For many, the word “hypnosis” conjures up an image of a swinging pendant lulling a hapless woman into a trance. But hypnobirth is not about inducing a trance; it is a combination of relaxation, breathing and visualization techniques to control labor and birthing pain, said Linette Landa, the hypnobirth teacher.

Slow, smooth breathing counteracts what Ms. Landa called “the fear-tension-pain syndrome,” the notion that women fear birth, so their muscles tense up, resulting in pain.

“We’re all about the subconscious mind,” said Ms. Landa, a tall, tranquil woman who teaches yoga. “The conscious mind is out of the picture.”

Move over, Lamaze. Today, many women are reaching out to a variety of other drug-free childbirth alternatives, including aromatherapy and birthing pools, according to experts on gynecology and obstetrics.

They are inspired by Web sites like Urbanbaby.com, reality birth television shows like “House of Babies” on the Discovery Health Channel and celebrities like Angelina Jolie, whose sojourn with Brad Pitt in Namibia spurred speculation that they would have their baby using water birthing. Tom Cruise caused a stir when he said Katie Holmes would give birth in silence. (He later explained that she could make noise, but that others had to be quiet for a calm delivery of their baby, a girl, born on April 18.)

While “silent birth” raised eyebrows, even the more widely practiced hypnobirth, with more than 2,000 instructors nationwide, still draws its share of skepticism.

“When you hear ‘hypno,’ you think weird, hippy, earthy type stuff,” said Kelly Yeiser, 31, of Ashville, N.C., who had her first baby last August using the technique. “But it’s really more about meditation and getting yourself into a calm, relaxed state.”

*Set of tasks*.
- A) Name every person mentioned by name in the hypnobirth excerpt.
- B) Shorten the paragraph of the hypnobirth excerpt that begins "They are inspired by Web sites" to two sentences, keeping its main facts.
- C) Output the part of the hypnobirth excerpt that opens with the words containing "They are inspired" and closes with "share of skepticism.".

*Supplied data*.
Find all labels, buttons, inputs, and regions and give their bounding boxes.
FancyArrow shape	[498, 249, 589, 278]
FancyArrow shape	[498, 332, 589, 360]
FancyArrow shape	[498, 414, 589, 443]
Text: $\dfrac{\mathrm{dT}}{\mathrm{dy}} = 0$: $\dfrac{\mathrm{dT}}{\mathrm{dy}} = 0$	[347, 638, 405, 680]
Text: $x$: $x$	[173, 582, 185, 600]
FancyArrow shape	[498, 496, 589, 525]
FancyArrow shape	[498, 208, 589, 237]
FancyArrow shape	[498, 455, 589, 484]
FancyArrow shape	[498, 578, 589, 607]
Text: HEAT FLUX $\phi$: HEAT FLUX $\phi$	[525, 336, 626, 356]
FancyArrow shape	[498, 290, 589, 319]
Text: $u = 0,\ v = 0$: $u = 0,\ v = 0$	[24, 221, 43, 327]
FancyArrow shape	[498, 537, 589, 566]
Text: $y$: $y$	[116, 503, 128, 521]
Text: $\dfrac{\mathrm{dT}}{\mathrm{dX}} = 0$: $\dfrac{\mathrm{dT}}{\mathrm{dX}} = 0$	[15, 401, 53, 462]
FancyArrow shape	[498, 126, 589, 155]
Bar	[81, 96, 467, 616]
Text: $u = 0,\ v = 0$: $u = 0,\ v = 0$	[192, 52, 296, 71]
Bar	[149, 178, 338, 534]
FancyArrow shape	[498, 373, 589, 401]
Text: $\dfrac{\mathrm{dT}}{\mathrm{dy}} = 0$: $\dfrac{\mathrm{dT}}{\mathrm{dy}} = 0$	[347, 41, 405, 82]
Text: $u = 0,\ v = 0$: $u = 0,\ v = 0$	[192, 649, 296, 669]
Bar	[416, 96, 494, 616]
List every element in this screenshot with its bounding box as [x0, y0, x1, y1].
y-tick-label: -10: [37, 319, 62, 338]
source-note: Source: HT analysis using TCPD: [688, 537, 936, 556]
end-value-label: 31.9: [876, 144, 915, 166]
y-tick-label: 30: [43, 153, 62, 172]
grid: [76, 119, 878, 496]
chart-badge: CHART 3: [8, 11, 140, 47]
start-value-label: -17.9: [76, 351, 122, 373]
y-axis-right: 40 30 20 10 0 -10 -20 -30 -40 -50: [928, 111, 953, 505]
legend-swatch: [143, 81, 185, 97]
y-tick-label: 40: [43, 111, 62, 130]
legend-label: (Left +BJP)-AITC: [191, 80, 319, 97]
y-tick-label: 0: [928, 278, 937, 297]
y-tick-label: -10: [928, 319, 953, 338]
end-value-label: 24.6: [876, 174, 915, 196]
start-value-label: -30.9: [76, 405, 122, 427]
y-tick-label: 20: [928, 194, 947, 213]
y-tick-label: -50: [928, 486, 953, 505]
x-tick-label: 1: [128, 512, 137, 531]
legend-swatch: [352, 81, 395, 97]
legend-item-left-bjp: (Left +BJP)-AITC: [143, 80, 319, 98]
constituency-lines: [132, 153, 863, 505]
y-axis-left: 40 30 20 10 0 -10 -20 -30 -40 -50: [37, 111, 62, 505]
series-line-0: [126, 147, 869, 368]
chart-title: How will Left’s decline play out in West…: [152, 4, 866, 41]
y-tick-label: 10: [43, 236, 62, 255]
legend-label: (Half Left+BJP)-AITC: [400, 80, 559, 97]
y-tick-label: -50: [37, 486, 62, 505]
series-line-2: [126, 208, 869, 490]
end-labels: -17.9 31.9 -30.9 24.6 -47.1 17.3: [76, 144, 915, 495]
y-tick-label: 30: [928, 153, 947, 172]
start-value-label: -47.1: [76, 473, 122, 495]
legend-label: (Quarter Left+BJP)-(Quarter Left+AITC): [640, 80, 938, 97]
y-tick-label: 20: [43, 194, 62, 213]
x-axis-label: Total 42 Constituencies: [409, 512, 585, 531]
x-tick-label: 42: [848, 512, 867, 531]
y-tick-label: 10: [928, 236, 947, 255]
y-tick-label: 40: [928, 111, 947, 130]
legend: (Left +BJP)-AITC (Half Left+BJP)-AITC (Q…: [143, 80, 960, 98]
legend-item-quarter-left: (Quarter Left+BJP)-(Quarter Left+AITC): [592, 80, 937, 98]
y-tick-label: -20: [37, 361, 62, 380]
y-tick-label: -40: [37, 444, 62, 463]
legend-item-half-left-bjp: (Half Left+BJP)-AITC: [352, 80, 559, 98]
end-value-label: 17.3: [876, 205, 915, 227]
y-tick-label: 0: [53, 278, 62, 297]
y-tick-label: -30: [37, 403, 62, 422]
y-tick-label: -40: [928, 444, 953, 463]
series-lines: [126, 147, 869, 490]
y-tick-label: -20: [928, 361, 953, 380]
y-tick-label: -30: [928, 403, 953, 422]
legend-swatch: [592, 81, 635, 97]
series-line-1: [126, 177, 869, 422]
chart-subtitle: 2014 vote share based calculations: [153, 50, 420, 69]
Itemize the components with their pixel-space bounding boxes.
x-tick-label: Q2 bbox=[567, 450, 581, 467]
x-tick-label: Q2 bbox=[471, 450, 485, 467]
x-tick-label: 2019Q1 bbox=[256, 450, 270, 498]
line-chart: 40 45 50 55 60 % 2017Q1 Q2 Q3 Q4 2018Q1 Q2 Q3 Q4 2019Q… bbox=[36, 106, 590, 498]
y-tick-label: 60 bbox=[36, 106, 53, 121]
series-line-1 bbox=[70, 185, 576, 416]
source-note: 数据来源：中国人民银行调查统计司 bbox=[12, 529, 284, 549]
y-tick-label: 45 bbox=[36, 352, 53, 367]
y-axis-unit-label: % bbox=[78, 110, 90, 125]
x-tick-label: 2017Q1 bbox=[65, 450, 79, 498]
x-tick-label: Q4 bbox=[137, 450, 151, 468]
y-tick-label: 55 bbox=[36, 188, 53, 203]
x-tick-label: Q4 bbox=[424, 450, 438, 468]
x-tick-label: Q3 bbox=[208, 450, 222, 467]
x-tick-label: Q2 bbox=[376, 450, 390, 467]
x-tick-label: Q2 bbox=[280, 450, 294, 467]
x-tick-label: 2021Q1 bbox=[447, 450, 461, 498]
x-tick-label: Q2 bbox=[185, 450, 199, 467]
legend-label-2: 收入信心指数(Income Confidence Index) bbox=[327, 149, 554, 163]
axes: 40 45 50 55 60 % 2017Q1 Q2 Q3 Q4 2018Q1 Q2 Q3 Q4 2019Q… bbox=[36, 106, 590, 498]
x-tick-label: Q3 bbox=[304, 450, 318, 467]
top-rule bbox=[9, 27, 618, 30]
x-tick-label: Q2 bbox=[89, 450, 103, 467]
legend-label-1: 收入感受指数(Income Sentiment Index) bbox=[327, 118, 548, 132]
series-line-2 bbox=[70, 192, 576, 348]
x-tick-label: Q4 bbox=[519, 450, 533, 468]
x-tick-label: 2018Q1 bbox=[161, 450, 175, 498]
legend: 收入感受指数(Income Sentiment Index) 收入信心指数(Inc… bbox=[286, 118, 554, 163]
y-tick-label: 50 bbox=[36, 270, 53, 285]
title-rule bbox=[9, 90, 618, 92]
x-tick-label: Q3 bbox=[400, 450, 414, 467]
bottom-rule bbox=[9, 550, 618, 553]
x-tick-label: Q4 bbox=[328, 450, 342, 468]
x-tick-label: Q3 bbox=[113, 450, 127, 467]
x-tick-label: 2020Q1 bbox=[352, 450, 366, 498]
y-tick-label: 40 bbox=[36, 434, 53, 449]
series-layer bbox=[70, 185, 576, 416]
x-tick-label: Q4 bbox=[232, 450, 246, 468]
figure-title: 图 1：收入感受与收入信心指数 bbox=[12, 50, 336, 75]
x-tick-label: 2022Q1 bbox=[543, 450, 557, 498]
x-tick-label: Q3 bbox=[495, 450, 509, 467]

*Written answers*.
- A) Linette Landa, Angelina Jolie, Brad Pitt, Tom Cruise, Katie Holmes, Kelly Yeiser

- B) Women are inspired by Web sites like Urbanbaby.com, reality shows like "House of Babies" on the Discovery Health Channel, and celebrities such as Angelina Jolie, whose stay in Namibia with Brad Pitt led to talk of a water birth. Tom Cruise stirred controversy by saying Katie Holmes would give birth in silence, then clarified that only others had to stay quiet for a calm delivery of their daughter, born April 18.

- C)
They are inspired by Web sites like Urbanbaby.com, reality birth television shows like “House of Babies” on the Discovery Health Channel and celebrities like Angelina Jolie, whose sojourn with Brad Pitt in Namibia spurred speculation that they would have their baby using water birthing. Tom Cruise caused a stir when he said Katie Holmes would give birth in silence. (He later explained that she could make noise, but that others had to be quiet for a calm delivery of their baby, a girl, born on April 18.)

While “silent birth” raised eyebrows, even the more widely practiced hypnobirth, with more than 2,000 instructors nationwide, still draws its share of skepticism.